Start of DATA RECORDS

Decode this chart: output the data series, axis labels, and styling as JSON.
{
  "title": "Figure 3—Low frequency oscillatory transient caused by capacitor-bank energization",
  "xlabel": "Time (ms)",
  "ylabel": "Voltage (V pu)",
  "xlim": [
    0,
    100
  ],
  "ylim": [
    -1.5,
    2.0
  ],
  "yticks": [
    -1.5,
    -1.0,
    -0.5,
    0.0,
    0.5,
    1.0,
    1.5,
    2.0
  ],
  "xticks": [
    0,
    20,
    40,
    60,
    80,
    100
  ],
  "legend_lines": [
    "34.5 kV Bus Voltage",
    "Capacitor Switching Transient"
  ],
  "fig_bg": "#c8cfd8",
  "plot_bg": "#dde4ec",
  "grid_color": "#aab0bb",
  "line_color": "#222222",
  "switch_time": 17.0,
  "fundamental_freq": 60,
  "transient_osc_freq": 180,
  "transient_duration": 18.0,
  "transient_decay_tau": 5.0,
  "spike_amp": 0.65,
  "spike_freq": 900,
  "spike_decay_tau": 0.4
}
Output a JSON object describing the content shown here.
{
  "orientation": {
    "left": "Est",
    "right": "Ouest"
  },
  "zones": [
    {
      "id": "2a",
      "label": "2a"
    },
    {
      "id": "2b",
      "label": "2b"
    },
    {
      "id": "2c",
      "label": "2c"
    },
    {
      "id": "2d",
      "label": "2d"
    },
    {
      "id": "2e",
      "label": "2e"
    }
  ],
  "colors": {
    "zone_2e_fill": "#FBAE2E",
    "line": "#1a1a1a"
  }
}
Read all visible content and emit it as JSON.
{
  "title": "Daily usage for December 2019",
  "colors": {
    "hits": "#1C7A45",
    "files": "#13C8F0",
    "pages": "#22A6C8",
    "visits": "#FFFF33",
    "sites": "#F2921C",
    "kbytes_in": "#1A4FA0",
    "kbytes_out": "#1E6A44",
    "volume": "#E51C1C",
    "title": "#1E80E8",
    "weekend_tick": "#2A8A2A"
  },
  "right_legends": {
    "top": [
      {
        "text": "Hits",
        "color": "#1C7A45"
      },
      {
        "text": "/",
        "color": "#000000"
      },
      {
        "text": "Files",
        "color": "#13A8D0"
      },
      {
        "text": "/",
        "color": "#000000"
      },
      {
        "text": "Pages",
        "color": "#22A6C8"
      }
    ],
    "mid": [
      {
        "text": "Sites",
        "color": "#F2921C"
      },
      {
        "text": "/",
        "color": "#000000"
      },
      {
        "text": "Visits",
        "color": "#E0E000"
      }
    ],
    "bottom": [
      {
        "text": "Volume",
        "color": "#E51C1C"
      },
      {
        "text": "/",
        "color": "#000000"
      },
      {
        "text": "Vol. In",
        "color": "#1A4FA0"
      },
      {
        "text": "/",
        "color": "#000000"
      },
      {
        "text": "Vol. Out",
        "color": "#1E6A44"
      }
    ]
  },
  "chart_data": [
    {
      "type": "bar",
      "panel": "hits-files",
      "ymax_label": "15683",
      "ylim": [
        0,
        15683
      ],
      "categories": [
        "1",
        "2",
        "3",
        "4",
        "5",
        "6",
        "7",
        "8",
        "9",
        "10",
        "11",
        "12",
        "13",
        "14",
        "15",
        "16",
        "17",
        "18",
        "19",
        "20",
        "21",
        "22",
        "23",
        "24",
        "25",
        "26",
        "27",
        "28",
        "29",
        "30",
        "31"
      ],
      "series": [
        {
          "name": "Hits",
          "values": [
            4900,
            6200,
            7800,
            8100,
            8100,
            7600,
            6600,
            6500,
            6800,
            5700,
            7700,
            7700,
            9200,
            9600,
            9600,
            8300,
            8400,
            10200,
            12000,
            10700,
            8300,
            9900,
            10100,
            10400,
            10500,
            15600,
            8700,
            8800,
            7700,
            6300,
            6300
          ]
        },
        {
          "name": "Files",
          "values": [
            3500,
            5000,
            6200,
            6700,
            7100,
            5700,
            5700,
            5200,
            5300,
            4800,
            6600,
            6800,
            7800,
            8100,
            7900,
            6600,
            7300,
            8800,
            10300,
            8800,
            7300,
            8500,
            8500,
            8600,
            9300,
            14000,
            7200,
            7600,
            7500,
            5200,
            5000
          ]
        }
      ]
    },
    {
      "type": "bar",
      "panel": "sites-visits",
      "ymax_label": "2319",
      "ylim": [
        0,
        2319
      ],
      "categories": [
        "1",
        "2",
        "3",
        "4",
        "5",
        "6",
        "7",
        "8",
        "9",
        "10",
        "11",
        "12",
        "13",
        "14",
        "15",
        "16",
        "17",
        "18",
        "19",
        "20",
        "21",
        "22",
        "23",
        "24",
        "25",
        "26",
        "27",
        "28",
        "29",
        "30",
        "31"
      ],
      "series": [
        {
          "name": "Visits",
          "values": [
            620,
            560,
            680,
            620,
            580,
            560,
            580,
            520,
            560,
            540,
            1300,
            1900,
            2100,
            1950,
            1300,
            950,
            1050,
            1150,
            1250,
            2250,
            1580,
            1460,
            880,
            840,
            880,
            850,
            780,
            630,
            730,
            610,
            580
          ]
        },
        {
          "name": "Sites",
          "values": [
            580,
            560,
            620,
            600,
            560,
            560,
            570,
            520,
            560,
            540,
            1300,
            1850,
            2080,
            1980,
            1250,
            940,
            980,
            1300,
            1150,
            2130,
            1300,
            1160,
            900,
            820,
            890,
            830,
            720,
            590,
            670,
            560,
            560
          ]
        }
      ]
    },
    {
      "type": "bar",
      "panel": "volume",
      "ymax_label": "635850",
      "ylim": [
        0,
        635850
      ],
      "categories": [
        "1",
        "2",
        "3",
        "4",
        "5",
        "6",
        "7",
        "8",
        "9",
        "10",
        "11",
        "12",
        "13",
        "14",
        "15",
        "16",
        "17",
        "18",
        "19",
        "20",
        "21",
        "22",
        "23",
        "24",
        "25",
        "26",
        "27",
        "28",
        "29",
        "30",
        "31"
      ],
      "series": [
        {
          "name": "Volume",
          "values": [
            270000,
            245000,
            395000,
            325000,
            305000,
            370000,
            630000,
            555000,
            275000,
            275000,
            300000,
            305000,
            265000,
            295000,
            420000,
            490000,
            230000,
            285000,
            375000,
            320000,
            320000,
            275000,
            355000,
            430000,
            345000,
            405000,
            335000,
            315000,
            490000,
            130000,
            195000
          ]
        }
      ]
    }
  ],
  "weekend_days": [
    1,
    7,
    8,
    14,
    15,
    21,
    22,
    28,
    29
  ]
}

End of DATA RECORDS

TASK DIRECTIONS
Extract the full listing above without alteration.

WRITTEN ANSWER
Decode this chart: output the data series, axis labels, and styling as JSON.
{
  "title": "Figure 3—Low frequency oscillatory transient caused by capacitor-bank energization",
  "xlabel": "Time (ms)",
  "ylabel": "Voltage (V pu)",
  "xlim": [
    0,
    100
  ],
  "ylim": [
    -1.5,
    2.0
  ],
  "yticks": [
    -1.5,
    -1.0,
    -0.5,
    0.0,
    0.5,
    1.0,
    1.5,
    2.0
  ],
  "xticks": [
    0,
    20,
    40,
    60,
    80,
    100
  ],
  "legend_lines": [
    "34.5 kV Bus Voltage",
    "Capacitor Switching Transient"
  ],
  "fig_bg": "#c8cfd8",
  "plot_bg": "#dde4ec",
  "grid_color": "#aab0bb",
  "line_color": "#222222",
  "switch_time": 17.0,
  "fundamental_freq": 60,
  "transient_osc_freq": 180,
  "transient_duration": 18.0,
  "transient_decay_tau": 5.0,
  "spike_amp": 0.65,
  "spike_freq": 900,
  "spike_decay_tau": 0.4
}
Output a JSON object describing the content shown here.
{
  "orientation": {
    "left": "Est",
    "right": "Ouest"
  },
  "zones": [
    {
      "id": "2a",
      "label": "2a"
    },
    {
      "id": "2b",
      "label": "2b"
    },
    {
      "id": "2c",
      "label": "2c"
    },
    {
      "id": "2d",
      "label": "2d"
    },
    {
      "id": "2e",
      "label": "2e"
    }
  ],
  "colors": {
    "zone_2e_fill": "#FBAE2E",
    "line": "#1a1a1a"
  }
}
Read all visible content and emit it as JSON.
{
  "title": "Daily usage for December 2019",
  "colors": {
    "hits": "#1C7A45",
    "files": "#13C8F0",
    "pages": "#22A6C8",
    "visits": "#FFFF33",
    "sites": "#F2921C",
    "kbytes_in": "#1A4FA0",
    "kbytes_out": "#1E6A44",
    "volume": "#E51C1C",
    "title": "#1E80E8",
    "weekend_tick": "#2A8A2A"
  },
  "right_legends": {
    "top": [
      {
        "text": "Hits",
        "color": "#1C7A45"
      },
      {
        "text": "/",
        "color": "#000000"
      },
      {
        "text": "Files",
        "color": "#13A8D0"
      },
      {
        "text": "/",
        "color": "#000000"
      },
      {
        "text": "Pages",
        "color": "#22A6C8"
      }
    ],
    "mid": [
      {
        "text": "Sites",
        "color": "#F2921C"
      },
      {
        "text": "/",
        "color": "#000000"
      },
      {
        "text": "Visits",
        "color": "#E0E000"
      }
    ],
    "bottom": [
      {
        "text": "Volume",
        "color": "#E51C1C"
      },
      {
        "text": "/",
        "color": "#000000"
      },
      {
        "text": "Vol. In",
        "color": "#1A4FA0"
      },
      {
        "text": "/",
        "color": "#000000"
      },
      {
        "text": "Vol. Out",
        "color": "#1E6A44"
      }
    ]
  },
  "chart_data": [
    {
      "type": "bar",
      "panel": "hits-files",
      "ymax_label": "15683",
      "ylim": [
        0,
        15683
      ],
      "categories": [
        "1",
        "2",
        "3",
        "4",
        "5",
        "6",
        "7",
        "8",
        "9",
        "10",
        "11",
        "12",
        "13",
        "14",
        "15",
        "16",
        "17",
        "18",
        "19",
        "20",
        "21",
        "22",
        "23",
        "24",
        "25",
        "26",
        "27",
        "28",
        "29",
        "30",
        "31"
      ],
      "series": [
        {
          "name": "Hits",
          "values": [
            4900,
            6200,
            7800,
            8100,
            8100,
            7600,
            6600,
            6500,
            6800,
            5700,
            7700,
            7700,
            9200,
            9600,
            9600,
            8300,
            8400,
            10200,
            12000,
            10700,
            8300,
            9900,
            10100,
            10400,
            10500,
            15600,
            8700,
            8800,
            7700,
            6300,
            6300
          ]
        },
        {
          "name": "Files",
          "values": [
            3500,
            5000,
            6200,
            6700,
            7100,
            5700,
            5700,
            5200,
            5300,
            4800,
            6600,
            6800,
            7800,
            8100,
            7900,
            6600,
            7300,
            8800,
            10300,
            8800,
            7300,
            8500,
            8500,
            8600,
            9300,
            14000,
            7200,
            7600,
            7500,
            5200,
            5000
          ]
        }
      ]
    },
    {
      "type": "bar",
      "panel": "sites-visits",
      "ymax_label": "2319",
      "ylim": [
        0,
        2319
      ],
      "categories": [
        "1",
        "2",
        "3",
        "4",
        "5",
        "6",
        "7",
        "8",
        "9",
        "10",
        "11",
        "12",
        "13",
        "14",
        "15",
        "16",
        "17",
        "18",
        "19",
        "20",
        "21",
        "22",
        "23",
        "24",
        "25",
        "26",
        "27",
        "28",
        "29",
        "30",
        "31"
      ],
      "series": [
        {
          "name": "Visits",
          "values": [
            620,
            560,
            680,
            620,
            580,
            560,
            580,
            520,
            560,
            540,
            1300,
            1900,
            2100,
            1950,
            1300,
            950,
            1050,
            1150,
            1250,
            2250,
            1580,
            1460,
            880,
            840,
            880,
            850,
            780,
            630,
            730,
            610,
            580
          ]
        },
        {
          "name": "Sites",
          "values": [
            580,
            560,
            620,
            600,
            560,
            560,
            570,
            520,
            560,
            540,
            1300,
            1850,
            2080,
            1980,
            1250,
            940,
            980,
            1300,
            1150,
            2130,
            1300,
            1160,
            900,
            820,
            890,
            830,
            720,
            590,
            670,
            560,
            560
          ]
        }
      ]
    },
    {
      "type": "bar",
      "panel": "volume",
      "ymax_label": "635850",
      "ylim": [
        0,
        635850
      ],
      "categories": [
        "1",
        "2",
        "3",
        "4",
        "5",
        "6",
        "7",
        "8",
        "9",
        "10",
        "11",
        "12",
        "13",
        "14",
        "15",
        "16",
        "17",
        "18",
        "19",
        "20",
        "21",
        "22",
        "23",
        "24",
        "25",
        "26",
        "27",
        "28",
        "29",
        "30",
        "31"
      ],
      "series": [
        {
          "name": "Volume",
          "values": [
            270000,
            245000,
            395000,
            325000,
            305000,
            370000,
            630000,
            555000,
            275000,
            275000,
            300000,
            305000,
            265000,
            295000,
            420000,
            490000,
            230000,
            285000,
            375000,
            320000,
            320000,
            275000,
            355000,
            430000,
            345000,
            405000,
            335000,
            315000,
            490000,
            130000,
            195000
          ]
        }
      ]
    }
  ],
  "weekend_days": [
    1,
    7,
    8,
    14,
    15,
    21,
    22,
    28,
    29
  ]
}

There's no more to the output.